-- Objective --
Lay out every line of the items below as a Markdown table with two columns, Row and Line. Number the rows in order and leave out blank lines.

-- Given entries --
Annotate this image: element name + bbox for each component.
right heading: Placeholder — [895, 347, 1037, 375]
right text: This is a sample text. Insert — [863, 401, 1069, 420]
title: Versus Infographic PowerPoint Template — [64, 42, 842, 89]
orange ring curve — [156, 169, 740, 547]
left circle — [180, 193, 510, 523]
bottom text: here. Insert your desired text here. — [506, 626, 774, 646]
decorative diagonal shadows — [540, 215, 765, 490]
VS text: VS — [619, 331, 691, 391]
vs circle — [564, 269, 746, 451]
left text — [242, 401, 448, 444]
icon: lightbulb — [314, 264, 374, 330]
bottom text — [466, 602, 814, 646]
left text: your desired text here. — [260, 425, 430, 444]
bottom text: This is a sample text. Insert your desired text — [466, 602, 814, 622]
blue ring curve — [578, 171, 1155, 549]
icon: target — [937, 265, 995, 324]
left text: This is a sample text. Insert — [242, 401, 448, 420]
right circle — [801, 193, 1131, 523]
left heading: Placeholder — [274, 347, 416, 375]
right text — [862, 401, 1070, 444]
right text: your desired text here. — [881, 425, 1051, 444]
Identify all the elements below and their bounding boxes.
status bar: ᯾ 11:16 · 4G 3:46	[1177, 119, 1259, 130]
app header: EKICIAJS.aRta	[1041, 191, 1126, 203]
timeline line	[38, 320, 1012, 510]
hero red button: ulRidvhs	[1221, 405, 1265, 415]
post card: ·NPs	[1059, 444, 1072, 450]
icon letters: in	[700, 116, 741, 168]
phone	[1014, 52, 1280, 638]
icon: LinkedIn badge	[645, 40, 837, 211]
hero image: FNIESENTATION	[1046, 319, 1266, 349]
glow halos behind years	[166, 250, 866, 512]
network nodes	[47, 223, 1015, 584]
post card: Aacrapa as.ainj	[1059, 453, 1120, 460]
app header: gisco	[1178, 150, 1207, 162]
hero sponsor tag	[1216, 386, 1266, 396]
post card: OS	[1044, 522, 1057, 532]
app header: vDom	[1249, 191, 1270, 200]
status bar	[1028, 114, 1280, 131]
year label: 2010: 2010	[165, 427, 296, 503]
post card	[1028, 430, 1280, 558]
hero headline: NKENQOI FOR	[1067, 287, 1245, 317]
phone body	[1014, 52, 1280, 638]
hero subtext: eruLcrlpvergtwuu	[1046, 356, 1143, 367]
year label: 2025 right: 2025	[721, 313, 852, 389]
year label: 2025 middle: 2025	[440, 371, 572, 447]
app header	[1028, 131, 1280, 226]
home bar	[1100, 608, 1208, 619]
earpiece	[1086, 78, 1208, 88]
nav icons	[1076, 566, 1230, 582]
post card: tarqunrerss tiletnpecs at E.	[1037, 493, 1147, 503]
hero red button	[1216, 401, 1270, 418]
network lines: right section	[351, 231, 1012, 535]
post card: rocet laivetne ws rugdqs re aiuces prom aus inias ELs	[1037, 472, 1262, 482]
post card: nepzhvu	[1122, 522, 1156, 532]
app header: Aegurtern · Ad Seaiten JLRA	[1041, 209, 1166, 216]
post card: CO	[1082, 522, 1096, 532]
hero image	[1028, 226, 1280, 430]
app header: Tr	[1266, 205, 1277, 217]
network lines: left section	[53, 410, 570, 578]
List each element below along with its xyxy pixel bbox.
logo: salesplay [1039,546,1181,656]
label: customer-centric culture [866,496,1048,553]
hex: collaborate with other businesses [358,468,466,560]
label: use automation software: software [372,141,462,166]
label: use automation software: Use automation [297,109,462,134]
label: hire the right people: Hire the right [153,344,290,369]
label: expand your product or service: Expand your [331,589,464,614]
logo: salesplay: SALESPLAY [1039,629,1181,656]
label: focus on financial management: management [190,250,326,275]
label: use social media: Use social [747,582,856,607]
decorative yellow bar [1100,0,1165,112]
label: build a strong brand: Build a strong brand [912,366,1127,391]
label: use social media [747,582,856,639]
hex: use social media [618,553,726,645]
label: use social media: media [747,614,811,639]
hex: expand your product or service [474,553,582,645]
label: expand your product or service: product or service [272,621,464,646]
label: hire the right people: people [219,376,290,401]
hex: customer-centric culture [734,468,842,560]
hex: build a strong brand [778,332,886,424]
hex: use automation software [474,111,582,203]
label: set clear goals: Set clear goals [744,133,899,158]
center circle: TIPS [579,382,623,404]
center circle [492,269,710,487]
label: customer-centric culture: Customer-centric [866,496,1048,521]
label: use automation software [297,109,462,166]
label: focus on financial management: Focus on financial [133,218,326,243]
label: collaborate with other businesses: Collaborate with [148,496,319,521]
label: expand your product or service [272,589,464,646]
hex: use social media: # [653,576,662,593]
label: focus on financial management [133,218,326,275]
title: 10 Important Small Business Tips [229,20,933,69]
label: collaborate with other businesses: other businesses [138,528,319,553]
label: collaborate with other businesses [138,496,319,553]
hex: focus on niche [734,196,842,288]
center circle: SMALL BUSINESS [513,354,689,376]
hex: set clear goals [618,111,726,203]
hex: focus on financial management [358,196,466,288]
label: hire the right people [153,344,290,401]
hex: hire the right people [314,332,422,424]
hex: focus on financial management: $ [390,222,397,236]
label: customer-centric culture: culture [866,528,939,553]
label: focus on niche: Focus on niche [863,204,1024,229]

-- Result of this exercise --
| Row | Line |
|---|---|
| 1 | Annotate this image: element name + bbox for each component. |
| 2 | right heading: Placeholder — [895, 347, 1037, 375] |
| 3 | right text: This is a sample text. Insert — [863, 401, 1069, 420] |
| 4 | title: Versus Infographic PowerPoint Template — [64, 42, 842, 89] |
| 5 | orange ring curve — [156, 169, 740, 547] |
| 6 | left circle — [180, 193, 510, 523] |
| 7 | bottom text: here. Insert your desired text here. — [506, 626, 774, 646] |
| 8 | decorative diagonal shadows — [540, 215, 765, 490] |
| 9 | VS text: VS — [619, 331, 691, 391] |
| 10 | vs circle — [564, 269, 746, 451] |
| 11 | left text — [242, 401, 448, 444] |
| 12 | icon: lightbulb — [314, 264, 374, 330] |
| 13 | bottom text — [466, 602, 814, 646] |
| 14 | left text: your desired text here. — [260, 425, 430, 444] |
| 15 | bottom text: This is a sample text. Insert your desired text — [466, 602, 814, 622] |
| 16 | blue ring curve — [578, 171, 1155, 549] |
| 17 | icon: target — [937, 265, 995, 324] |
| 18 | left text: This is a sample text. Insert — [242, 401, 448, 420] |
| 19 | right circle — [801, 193, 1131, 523] |
| 20 | left heading: Placeholder — [274, 347, 416, 375] |
| 21 | right text — [862, 401, 1070, 444] |
| 22 | right text: your desired text here. — [881, 425, 1051, 444] |
| 23 | Identify all the elements below and their bounding boxes. |
| 24 | status bar: ᯾ 11:16 · 4G 3:46	[1177, 119, 1259, 130] |
| 25 | app header: EKICIAJS.aRta	[1041, 191, 1126, 203] |
| 26 | timeline line	[38, 320, 1012, 510] |
| 27 | hero red button: ulRidvhs	[1221, 405, 1265, 415] |
| 28 | post card: ·NPs	[1059, 444, 1072, 450] |
| 29 | icon letters: in	[700, 116, 741, 168] |
| 30 | phone	[1014, 52, 1280, 638] |
| 31 | icon: LinkedIn badge	[645, 40, 837, 211] |
| 32 | hero image: FNIESENTATION	[1046, 319, 1266, 349] |
| 33 | glow halos behind years	[166, 250, 866, 512] |
| 34 | network nodes	[47, 223, 1015, 584] |
| 35 | post card: Aacrapa as.ainj	[1059, 453, 1120, 460] |
| 36 | app header: gisco	[1178, 150, 1207, 162] |
| 37 | hero sponsor tag	[1216, 386, 1266, 396] |
| 38 | post card: OS	[1044, 522, 1057, 532] |
| 39 | app header: vDom	[1249, 191, 1270, 200] |
| 40 | status bar	[1028, 114, 1280, 131] |
| 41 | year label: 2010: 2010	[165, 427, 296, 503] |
| 42 | post card	[1028, 430, 1280, 558] |
| 43 | hero headline: NKENQOI FOR	[1067, 287, 1245, 317] |
| 44 | phone body	[1014, 52, 1280, 638] |
| 45 | hero subtext: eruLcrlpvergtwuu	[1046, 356, 1143, 367] |
| 46 | year label: 2025 right: 2025	[721, 313, 852, 389] |
| 47 | year label: 2025 middle: 2025	[440, 371, 572, 447] |
| 48 | app header	[1028, 131, 1280, 226] |
| 49 | home bar	[1100, 608, 1208, 619] |
| 50 | earpiece	[1086, 78, 1208, 88] |
| 51 | nav icons	[1076, 566, 1230, 582] |
| 52 | post card: tarqunrerss tiletnpecs at E.	[1037, 493, 1147, 503] |
| 53 | hero red button	[1216, 401, 1270, 418] |
| 54 | network lines: right section	[351, 231, 1012, 535] |
| 55 | post card: rocet laivetne ws rugdqs re aiuces prom aus inias ELs	[1037, 472, 1262, 482] |
| 56 | post card: nepzhvu	[1122, 522, 1156, 532] |
| 57 | app header: Aegurtern · Ad Seaiten JLRA	[1041, 209, 1166, 216] |
| 58 | post card: CO	[1082, 522, 1096, 532] |
| 59 | hero image	[1028, 226, 1280, 430] |
| 60 | app header: Tr	[1266, 205, 1277, 217] |
| 61 | network lines: left section	[53, 410, 570, 578] |
| 62 | List each element below along with its xyxy pixel bbox. |
| 63 | logo: salesplay [1039,546,1181,656] |
| 64 | label: customer-centric culture [866,496,1048,553] |
| 65 | hex: collaborate with other businesses [358,468,466,560] |
| 66 | label: use automation software: software [372,141,462,166] |
| 67 | label: use automation software: Use automation [297,109,462,134] |
| 68 | label: hire the right people: Hire the right [153,344,290,369] |
| 69 | label: expand your product or service: Expand your [331,589,464,614] |
| 70 | logo: salesplay: SALESPLAY [1039,629,1181,656] |
| 71 | label: focus on financial management: management [190,250,326,275] |
| 72 | label: use social media: Use social [747,582,856,607] |
| 73 | decorative yellow bar [1100,0,1165,112] |
| 74 | label: build a strong brand: Build a strong brand [912,366,1127,391] |
| 75 | label: use social media [747,582,856,639] |
| 76 | hex: use social media [618,553,726,645] |
| 77 | label: use social media: media [747,614,811,639] |
| 78 | hex: expand your product or service [474,553,582,645] |
| 79 | label: expand your product or service: product or service [272,621,464,646] |
| 80 | label: hire the right people: people [219,376,290,401] |
| 81 | hex: customer-centric culture [734,468,842,560] |
| 82 | hex: build a strong brand [778,332,886,424] |
| 83 | hex: use automation software [474,111,582,203] |
| 84 | label: set clear goals: Set clear goals [744,133,899,158] |
| 85 | center circle: TIPS [579,382,623,404] |
| 86 | center circle [492,269,710,487] |
| 87 | label: customer-centric culture: Customer-centric [866,496,1048,521] |
| 88 | label: use automation software [297,109,462,166] |
| 89 | label: focus on financial management: Focus on financial [133,218,326,243] |
| 90 | label: collaborate with other businesses: Collaborate with [148,496,319,521] |
| 91 | label: expand your product or service [272,589,464,646] |
| 92 | hex: use social media: # [653,576,662,593] |
| 93 | label: focus on financial management [133,218,326,275] |
| 94 | title: 10 Important Small Business Tips [229,20,933,69] |
| 95 | label: collaborate with other businesses: other businesses [138,528,319,553] |
| 96 | label: collaborate with other businesses [138,496,319,553] |
| 97 | hex: focus on niche [734,196,842,288] |
| 98 | center circle: SMALL BUSINESS [513,354,689,376] |
| 99 | hex: set clear goals [618,111,726,203] |
| 100 | hex: focus on financial management [358,196,466,288] |
| 101 | label: hire the right people [153,344,290,401] |
| 102 | hex: hire the right people [314,332,422,424] |
| 103 | hex: focus on financial management: $ [390,222,397,236] |
| 104 | label: customer-centric culture: culture [866,528,939,553] |
| 105 | label: focus on niche: Focus on niche [863,204,1024,229] |